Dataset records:

* BEGIN *

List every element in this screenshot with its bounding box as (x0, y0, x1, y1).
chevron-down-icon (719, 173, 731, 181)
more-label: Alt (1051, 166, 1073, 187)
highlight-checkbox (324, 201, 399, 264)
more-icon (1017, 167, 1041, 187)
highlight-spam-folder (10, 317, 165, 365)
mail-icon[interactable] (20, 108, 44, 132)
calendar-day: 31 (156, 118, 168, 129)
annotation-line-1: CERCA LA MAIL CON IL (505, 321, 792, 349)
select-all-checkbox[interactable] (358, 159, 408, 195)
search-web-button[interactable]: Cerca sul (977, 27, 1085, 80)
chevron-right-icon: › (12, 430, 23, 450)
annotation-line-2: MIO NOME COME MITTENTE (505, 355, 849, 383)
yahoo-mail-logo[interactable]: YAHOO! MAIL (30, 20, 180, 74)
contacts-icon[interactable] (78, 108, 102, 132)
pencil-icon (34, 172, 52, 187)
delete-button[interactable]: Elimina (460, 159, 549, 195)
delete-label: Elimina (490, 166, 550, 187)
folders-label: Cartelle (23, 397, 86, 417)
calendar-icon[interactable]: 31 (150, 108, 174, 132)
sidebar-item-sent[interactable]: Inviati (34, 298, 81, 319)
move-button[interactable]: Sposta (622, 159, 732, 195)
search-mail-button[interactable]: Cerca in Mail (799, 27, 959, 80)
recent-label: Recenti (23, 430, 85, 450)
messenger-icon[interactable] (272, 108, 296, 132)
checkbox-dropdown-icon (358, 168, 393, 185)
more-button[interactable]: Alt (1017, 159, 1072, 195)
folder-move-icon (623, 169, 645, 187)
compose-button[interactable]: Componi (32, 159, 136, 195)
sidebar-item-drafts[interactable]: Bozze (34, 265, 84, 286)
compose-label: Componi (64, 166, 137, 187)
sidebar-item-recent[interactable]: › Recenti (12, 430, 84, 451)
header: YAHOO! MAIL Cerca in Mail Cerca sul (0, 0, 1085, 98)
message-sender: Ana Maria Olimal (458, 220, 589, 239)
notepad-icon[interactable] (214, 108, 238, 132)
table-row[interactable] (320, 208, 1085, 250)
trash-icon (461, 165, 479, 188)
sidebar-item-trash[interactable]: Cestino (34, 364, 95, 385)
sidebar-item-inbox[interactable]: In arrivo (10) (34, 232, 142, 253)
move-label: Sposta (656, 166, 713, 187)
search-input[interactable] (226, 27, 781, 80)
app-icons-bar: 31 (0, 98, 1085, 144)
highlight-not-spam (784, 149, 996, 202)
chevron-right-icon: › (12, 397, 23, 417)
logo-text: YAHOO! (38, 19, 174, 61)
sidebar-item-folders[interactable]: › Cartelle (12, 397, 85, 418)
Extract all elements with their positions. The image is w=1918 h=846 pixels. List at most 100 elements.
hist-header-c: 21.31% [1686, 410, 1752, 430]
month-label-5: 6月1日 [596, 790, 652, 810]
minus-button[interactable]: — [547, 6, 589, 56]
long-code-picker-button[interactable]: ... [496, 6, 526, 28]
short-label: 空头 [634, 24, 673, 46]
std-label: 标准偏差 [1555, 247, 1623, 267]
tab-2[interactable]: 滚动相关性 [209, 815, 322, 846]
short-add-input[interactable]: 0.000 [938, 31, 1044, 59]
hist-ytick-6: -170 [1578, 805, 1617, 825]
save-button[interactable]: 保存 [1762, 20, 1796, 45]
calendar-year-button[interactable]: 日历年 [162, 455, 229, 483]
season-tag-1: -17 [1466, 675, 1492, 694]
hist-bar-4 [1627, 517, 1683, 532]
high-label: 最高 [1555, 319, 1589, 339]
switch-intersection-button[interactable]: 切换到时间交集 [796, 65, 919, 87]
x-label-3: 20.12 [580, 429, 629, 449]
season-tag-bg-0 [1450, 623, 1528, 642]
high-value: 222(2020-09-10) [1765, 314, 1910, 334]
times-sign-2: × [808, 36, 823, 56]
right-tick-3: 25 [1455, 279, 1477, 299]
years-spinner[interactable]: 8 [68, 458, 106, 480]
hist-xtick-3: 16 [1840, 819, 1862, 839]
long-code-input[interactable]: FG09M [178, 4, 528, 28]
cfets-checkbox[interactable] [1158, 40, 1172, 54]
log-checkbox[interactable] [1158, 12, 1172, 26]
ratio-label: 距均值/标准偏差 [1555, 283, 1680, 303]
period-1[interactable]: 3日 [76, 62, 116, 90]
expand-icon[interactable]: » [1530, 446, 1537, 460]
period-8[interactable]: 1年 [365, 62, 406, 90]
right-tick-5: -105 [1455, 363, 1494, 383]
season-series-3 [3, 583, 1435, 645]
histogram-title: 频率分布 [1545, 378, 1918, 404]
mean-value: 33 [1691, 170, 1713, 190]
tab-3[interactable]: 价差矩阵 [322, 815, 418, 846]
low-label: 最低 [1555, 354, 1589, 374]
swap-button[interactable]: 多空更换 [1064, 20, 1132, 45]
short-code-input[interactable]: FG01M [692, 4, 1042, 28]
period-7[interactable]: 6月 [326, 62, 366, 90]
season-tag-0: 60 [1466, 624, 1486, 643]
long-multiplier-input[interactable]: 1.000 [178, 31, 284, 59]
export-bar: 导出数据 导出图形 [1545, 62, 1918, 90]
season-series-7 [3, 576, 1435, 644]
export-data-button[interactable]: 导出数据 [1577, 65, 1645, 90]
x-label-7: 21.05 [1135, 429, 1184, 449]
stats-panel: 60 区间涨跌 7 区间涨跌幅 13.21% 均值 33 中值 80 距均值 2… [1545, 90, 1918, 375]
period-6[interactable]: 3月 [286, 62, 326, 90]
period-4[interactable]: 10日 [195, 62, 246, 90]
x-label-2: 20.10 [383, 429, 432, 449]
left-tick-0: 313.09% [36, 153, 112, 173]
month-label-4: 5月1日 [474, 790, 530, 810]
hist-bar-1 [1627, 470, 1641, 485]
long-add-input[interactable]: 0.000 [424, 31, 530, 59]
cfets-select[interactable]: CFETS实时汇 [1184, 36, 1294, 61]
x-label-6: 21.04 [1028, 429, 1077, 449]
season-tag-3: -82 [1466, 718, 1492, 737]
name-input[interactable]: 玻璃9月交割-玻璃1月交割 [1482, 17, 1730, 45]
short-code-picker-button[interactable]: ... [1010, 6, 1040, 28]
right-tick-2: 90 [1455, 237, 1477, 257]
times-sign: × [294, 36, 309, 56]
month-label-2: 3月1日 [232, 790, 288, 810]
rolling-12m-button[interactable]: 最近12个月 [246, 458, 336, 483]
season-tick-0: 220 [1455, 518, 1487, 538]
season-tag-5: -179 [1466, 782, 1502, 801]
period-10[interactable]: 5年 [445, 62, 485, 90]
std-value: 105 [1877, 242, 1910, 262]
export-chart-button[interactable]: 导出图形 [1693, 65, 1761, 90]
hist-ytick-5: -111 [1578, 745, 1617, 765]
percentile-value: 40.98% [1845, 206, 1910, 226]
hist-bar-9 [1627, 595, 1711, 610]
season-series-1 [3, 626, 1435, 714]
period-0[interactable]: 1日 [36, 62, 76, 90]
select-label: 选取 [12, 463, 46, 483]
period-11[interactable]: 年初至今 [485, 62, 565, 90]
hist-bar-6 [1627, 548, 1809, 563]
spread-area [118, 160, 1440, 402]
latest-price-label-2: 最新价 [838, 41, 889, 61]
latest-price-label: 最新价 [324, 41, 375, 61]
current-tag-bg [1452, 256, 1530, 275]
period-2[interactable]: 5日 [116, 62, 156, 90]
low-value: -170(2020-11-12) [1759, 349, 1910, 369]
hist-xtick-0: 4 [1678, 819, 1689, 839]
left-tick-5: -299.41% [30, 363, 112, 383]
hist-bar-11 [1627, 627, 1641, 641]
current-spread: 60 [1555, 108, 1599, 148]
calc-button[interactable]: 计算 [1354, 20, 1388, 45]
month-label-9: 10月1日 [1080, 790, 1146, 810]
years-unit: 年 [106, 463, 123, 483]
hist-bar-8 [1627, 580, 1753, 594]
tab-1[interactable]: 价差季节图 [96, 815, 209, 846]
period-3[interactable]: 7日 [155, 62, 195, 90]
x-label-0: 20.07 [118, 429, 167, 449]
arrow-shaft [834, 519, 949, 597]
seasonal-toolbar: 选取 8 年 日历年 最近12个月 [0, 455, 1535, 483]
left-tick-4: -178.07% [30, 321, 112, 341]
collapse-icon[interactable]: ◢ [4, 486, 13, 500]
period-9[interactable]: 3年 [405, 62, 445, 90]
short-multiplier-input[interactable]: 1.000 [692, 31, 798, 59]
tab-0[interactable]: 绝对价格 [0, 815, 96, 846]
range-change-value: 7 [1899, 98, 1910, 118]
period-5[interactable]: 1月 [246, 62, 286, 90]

* END *

Your instructions » Reproduce verbatim every line from the first of the rows down to the line containing "message-sender: Ana Maria", including that line.

Full response »
List every element in this screenshot with its bounding box as (x0, y0, x1, y1).
chevron-down-icon (719, 173, 731, 181)
more-label: Alt (1051, 166, 1073, 187)
highlight-checkbox (324, 201, 399, 264)
more-icon (1017, 167, 1041, 187)
highlight-spam-folder (10, 317, 165, 365)
mail-icon[interactable] (20, 108, 44, 132)
calendar-day: 31 (156, 118, 168, 129)
annotation-line-1: CERCA LA MAIL CON IL (505, 321, 792, 349)
select-all-checkbox[interactable] (358, 159, 408, 195)
search-web-button[interactable]: Cerca sul (977, 27, 1085, 80)
chevron-right-icon: › (12, 430, 23, 450)
annotation-line-2: MIO NOME COME MITTENTE (505, 355, 849, 383)
yahoo-mail-logo[interactable]: YAHOO! MAIL (30, 20, 180, 74)
contacts-icon[interactable] (78, 108, 102, 132)
pencil-icon (34, 172, 52, 187)
delete-button[interactable]: Elimina (460, 159, 549, 195)
delete-label: Elimina (490, 166, 550, 187)
folders-label: Cartelle (23, 397, 86, 417)
calendar-icon[interactable]: 31 (150, 108, 174, 132)
sidebar-item-sent[interactable]: Inviati (34, 298, 81, 319)
move-button[interactable]: Sposta (622, 159, 732, 195)
search-mail-button[interactable]: Cerca in Mail (799, 27, 959, 80)
recent-label: Recenti (23, 430, 85, 450)
messenger-icon[interactable] (272, 108, 296, 132)
checkbox-dropdown-icon (358, 168, 393, 185)
more-button[interactable]: Alt (1017, 159, 1072, 195)
folder-move-icon (623, 169, 645, 187)
compose-button[interactable]: Componi (32, 159, 136, 195)
sidebar-item-drafts[interactable]: Bozze (34, 265, 84, 286)
compose-label: Componi (64, 166, 137, 187)
sidebar-item-recent[interactable]: › Recenti (12, 430, 84, 451)
header: YAHOO! MAIL Cerca in Mail Cerca sul (0, 0, 1085, 98)
message-sender: Ana Maria Olimal (458, 220, 589, 239)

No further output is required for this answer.